──────── Records shown ────────

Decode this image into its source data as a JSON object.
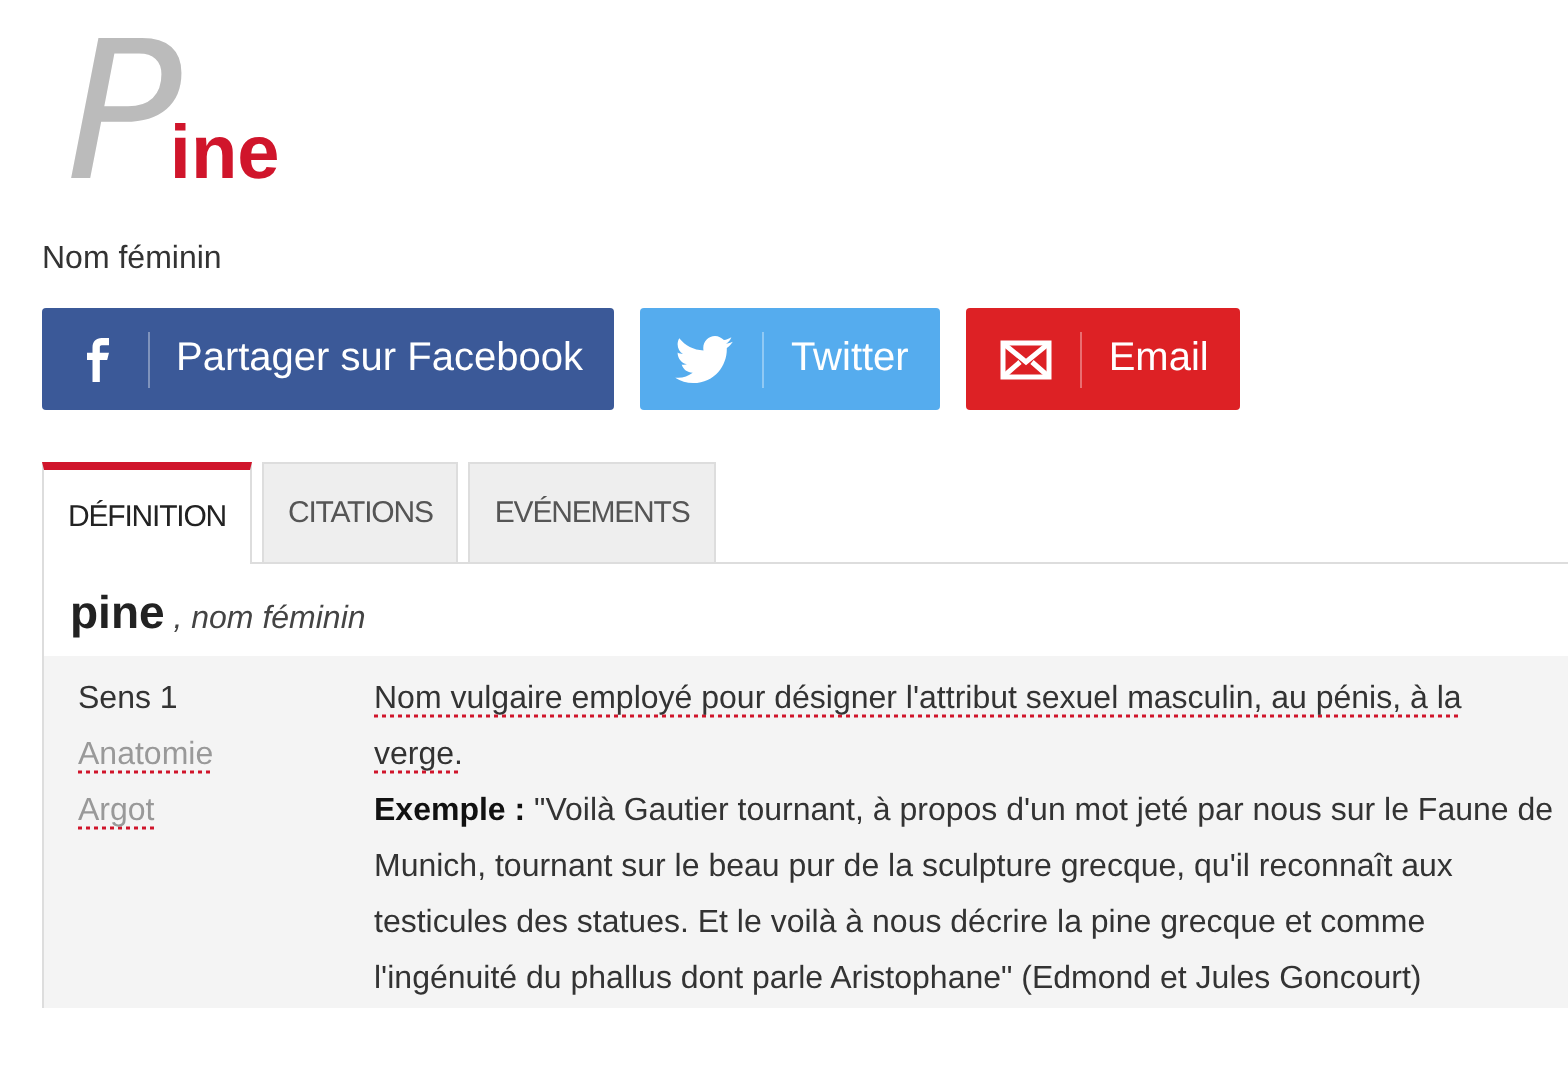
{
  "title": "Pine",
  "subtitle": "Nom féminin",
  "share_buttons": [
    {
      "kind": "facebook",
      "label": "Partager sur Facebook"
    },
    {
      "kind": "twitter",
      "label": "Twitter"
    },
    {
      "kind": "email",
      "label": "Email"
    }
  ],
  "tabs": [
    {
      "label": "DÉFINITION",
      "selected": true
    },
    {
      "label": "CITATIONS",
      "selected": false
    },
    {
      "label": "EVÉNEMENTS",
      "selected": false
    }
  ],
  "entry": {
    "word": "pine",
    "grammar": ", nom féminin"
  },
  "senses": [
    {
      "labels": [
        {
          "text": "Sens 1",
          "kind": "plain"
        },
        {
          "text": "Anatomie",
          "kind": "link"
        },
        {
          "text": "Argot",
          "kind": "link"
        }
      ],
      "definition": "Nom vulgaire employé pour désigner l'attribut sexuel masculin, au pénis, à la verge.",
      "example": "**Exemple :** \"Voilà Gautier tournant, à propos d'un mot jeté par nous sur le Faune de Munich, tournant sur le beau pur de la sculpture grecque, qu'il reconnaît aux testicules des statues. Et le voilà à nous décrire la pine grecque et comme l'ingénuité du phallus dont parle Aristophane\" (Edmond et Jules Goncourt)"
    }
  ]
}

────────

Task directions> Take the data above and repeat it exactly, leaving each picture out.

Response>
Decode this image into its source data as a JSON object.
{
  "title": "Pine",
  "subtitle": "Nom féminin",
  "share_buttons": [
    {
      "kind": "facebook",
      "label": "Partager sur Facebook"
    },
    {
      "kind": "twitter",
      "label": "Twitter"
    },
    {
      "kind": "email",
      "label": "Email"
    }
  ],
  "tabs": [
    {
      "label": "DÉFINITION",
      "selected": true
    },
    {
      "label": "CITATIONS",
      "selected": false
    },
    {
      "label": "EVÉNEMENTS",
      "selected": false
    }
  ],
  "entry": {
    "word": "pine",
    "grammar": ", nom féminin"
  },
  "senses": [
    {
      "labels": [
        {
          "text": "Sens 1",
          "kind": "plain"
        },
        {
          "text": "Anatomie",
          "kind": "link"
        },
        {
          "text": "Argot",
          "kind": "link"
        }
      ],
      "definition": "Nom vulgaire employé pour désigner l'attribut sexuel masculin, au pénis, à la verge.",
      "example": "**Exemple :** \"Voilà Gautier tournant, à propos d'un mot jeté par nous sur le Faune de Munich, tournant sur le beau pur de la sculpture grecque, qu'il reconnaît aux testicules des statues. Et le voilà à nous décrire la pine grecque et comme l'ingénuité du phallus dont parle Aristophane\" (Edmond et Jules Goncourt)"
    }
  ]
}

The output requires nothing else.